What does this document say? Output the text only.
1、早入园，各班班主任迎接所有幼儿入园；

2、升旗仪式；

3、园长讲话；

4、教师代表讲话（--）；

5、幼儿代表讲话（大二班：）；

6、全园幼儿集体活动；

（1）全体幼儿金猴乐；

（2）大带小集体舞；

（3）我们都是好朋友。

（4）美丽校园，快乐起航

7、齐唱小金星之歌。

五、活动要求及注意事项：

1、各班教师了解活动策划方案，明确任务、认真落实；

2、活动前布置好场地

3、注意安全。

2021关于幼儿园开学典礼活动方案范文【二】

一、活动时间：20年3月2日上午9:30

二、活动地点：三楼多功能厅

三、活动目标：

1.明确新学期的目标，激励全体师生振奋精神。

===

> _Given exercise_
Copy out each record from above, exactly.

> _Finished answer_
What does this document say? Output the text only.
1、早入园，各班班主任迎接所有幼儿入园；

2、升旗仪式；

3、园长讲话；

4、教师代表讲话（--）；

5、幼儿代表讲话（大二班：）；

6、全园幼儿集体活动；

（1）全体幼儿金猴乐；

（2）大带小集体舞；

（3）我们都是好朋友。

（4）美丽校园，快乐起航

7、齐唱小金星之歌。

五、活动要求及注意事项：

1、各班教师了解活动策划方案，明确任务、认真落实；

2、活动前布置好场地

3、注意安全。

2021关于幼儿园开学典礼活动方案范文【二】

一、活动时间：20年3月2日上午9:30

二、活动地点：三楼多功能厅

三、活动目标：

1.明确新学期的目标，激励全体师生振奋精神。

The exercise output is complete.